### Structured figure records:
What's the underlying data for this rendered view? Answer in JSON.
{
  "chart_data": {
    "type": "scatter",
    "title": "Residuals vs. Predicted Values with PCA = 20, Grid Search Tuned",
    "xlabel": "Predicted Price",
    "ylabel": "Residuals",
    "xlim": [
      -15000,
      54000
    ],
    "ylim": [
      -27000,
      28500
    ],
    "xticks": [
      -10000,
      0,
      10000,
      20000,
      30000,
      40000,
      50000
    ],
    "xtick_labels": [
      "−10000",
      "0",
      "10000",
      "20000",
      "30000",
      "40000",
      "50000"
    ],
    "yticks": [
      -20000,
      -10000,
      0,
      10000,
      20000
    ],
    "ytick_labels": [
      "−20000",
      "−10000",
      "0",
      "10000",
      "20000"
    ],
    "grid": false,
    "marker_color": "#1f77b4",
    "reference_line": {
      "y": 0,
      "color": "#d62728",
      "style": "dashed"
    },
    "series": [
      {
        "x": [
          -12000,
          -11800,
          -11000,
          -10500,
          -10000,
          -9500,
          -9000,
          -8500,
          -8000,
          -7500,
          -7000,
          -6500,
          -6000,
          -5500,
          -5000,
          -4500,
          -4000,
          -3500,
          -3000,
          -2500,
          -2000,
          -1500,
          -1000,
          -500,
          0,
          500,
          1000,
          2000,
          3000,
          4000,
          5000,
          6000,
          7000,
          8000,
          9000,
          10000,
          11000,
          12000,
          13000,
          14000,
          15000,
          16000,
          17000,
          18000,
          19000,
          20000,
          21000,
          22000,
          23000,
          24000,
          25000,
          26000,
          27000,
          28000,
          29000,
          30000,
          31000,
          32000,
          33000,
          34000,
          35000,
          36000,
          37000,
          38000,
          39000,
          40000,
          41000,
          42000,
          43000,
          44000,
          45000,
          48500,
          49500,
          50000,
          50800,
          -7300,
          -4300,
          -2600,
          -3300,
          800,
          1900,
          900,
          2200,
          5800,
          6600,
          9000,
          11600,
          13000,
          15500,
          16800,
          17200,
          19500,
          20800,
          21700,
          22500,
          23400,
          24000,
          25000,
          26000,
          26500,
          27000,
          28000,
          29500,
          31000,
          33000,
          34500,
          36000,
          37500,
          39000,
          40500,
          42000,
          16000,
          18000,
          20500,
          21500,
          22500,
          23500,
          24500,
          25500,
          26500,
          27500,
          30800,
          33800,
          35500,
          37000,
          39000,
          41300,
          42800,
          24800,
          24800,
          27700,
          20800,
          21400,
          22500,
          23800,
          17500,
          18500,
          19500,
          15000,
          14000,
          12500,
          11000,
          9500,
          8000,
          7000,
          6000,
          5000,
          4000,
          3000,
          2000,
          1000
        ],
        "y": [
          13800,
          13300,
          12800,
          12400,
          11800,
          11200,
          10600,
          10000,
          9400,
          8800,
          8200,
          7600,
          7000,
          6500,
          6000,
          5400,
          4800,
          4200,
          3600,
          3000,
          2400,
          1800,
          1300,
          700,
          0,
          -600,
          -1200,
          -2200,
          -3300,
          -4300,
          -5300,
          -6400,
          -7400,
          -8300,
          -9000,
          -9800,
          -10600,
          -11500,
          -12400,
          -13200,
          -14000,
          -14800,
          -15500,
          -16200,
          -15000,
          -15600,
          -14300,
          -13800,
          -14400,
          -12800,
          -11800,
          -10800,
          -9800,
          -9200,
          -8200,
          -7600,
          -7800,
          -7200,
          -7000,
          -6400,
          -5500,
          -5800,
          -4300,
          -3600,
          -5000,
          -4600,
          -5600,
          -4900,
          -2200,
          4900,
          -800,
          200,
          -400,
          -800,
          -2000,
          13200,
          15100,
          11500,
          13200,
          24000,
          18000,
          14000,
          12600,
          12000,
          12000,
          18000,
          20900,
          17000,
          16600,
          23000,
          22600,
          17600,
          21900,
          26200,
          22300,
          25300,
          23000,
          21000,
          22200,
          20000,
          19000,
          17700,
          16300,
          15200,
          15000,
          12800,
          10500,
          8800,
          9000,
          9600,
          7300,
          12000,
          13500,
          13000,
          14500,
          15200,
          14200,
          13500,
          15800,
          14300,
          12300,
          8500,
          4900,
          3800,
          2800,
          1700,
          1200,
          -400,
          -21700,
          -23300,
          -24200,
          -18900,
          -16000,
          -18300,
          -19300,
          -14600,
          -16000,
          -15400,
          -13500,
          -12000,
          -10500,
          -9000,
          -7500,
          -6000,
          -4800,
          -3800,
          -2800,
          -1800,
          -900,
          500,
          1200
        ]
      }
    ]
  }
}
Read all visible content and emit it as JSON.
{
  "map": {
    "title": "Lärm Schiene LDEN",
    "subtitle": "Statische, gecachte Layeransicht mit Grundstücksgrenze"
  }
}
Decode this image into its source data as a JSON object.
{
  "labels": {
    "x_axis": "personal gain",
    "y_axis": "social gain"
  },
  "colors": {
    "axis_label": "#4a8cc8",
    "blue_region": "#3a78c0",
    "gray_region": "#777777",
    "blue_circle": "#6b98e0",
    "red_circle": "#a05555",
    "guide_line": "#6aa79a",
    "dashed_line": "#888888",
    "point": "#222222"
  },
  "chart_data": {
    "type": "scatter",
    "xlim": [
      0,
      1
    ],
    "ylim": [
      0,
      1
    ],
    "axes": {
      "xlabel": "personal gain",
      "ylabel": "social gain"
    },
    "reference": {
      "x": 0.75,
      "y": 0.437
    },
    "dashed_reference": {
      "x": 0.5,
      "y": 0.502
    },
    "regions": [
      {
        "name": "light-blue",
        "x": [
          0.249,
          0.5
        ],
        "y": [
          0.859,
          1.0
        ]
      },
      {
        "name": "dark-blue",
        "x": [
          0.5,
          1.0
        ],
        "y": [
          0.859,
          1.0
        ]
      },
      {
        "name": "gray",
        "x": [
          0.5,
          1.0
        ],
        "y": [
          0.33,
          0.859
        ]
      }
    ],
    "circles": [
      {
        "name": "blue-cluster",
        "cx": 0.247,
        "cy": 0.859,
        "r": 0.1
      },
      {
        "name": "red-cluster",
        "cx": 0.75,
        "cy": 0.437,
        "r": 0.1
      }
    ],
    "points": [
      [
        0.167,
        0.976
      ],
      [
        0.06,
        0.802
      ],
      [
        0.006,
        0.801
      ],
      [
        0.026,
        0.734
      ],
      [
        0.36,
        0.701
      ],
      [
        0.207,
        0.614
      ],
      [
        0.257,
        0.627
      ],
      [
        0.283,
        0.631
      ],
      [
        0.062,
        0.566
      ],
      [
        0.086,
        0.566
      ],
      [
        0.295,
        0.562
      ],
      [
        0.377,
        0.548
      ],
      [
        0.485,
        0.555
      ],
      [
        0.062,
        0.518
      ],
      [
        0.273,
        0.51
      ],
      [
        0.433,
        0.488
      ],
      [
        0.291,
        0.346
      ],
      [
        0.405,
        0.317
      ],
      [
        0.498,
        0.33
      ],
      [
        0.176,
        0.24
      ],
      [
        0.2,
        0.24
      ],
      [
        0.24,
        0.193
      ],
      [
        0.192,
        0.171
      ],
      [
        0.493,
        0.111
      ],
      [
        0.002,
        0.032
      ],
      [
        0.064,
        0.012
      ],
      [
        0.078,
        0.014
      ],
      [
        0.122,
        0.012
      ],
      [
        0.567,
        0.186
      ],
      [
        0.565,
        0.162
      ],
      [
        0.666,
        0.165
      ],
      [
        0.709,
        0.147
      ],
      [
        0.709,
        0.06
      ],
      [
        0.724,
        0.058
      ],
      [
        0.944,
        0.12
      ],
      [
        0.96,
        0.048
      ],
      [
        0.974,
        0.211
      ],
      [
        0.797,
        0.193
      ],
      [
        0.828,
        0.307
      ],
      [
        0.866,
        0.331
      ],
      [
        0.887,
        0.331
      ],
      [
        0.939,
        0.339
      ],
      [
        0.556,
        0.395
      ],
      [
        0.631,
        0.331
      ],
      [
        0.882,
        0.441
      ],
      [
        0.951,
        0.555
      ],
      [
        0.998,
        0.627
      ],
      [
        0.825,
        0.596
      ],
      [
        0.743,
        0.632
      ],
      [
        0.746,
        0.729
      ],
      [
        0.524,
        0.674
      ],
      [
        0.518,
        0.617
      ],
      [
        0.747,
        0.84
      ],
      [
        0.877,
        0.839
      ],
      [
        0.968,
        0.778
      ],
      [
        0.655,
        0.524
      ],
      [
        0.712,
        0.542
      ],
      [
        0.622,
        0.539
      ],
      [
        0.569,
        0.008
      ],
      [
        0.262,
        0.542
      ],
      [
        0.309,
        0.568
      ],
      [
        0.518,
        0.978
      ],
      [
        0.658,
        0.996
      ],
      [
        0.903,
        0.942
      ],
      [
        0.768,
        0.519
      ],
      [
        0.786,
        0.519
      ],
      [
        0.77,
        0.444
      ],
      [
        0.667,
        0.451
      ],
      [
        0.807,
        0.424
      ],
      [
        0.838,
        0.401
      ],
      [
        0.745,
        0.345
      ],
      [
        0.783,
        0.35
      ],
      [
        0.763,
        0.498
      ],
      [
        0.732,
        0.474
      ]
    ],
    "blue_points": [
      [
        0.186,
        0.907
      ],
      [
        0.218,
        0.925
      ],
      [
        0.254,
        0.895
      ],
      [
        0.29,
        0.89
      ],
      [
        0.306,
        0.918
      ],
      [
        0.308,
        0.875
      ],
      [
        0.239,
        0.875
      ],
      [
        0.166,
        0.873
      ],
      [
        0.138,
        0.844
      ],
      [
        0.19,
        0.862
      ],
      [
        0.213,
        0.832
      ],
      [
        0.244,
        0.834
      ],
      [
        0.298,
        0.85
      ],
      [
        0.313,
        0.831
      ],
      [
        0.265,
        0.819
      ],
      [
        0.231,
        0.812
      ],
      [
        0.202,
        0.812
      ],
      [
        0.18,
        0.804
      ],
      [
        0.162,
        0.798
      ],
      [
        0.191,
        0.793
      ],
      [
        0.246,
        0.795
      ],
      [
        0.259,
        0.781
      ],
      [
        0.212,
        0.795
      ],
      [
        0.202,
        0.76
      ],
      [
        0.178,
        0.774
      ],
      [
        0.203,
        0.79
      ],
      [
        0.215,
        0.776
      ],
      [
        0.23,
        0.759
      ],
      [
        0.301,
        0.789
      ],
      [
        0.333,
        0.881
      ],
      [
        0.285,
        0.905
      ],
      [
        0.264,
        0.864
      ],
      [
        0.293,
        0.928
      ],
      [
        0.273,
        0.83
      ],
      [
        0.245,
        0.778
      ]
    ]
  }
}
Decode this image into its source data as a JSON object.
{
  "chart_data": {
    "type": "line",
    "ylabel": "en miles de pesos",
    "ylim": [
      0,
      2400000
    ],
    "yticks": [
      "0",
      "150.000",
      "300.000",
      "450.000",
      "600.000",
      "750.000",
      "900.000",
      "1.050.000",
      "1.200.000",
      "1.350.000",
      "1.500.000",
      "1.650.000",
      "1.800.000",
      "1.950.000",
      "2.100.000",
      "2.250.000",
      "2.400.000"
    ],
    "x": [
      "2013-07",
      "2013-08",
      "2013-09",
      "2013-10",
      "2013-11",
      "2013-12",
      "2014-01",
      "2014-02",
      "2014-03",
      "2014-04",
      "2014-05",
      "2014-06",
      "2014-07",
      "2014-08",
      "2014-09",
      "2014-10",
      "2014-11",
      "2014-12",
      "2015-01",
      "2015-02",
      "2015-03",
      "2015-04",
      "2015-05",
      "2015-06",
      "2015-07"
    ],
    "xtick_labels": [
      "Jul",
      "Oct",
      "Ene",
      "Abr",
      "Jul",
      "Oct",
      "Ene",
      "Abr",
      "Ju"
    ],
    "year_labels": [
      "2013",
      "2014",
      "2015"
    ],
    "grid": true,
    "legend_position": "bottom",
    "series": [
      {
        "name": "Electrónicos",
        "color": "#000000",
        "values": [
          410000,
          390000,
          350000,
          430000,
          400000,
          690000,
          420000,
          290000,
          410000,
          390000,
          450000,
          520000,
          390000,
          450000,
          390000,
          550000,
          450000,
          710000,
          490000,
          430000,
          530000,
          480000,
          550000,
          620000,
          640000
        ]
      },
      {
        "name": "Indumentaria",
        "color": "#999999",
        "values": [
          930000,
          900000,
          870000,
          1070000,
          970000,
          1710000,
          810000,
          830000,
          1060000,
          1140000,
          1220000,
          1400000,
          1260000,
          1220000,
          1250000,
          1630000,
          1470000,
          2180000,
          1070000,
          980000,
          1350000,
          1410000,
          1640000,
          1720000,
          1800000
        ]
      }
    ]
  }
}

### INSTRUCTIONS FOR THE TASK:
Count every line bearing the word "JSON"; report the total only.

### EXPECTED ANSWER:
4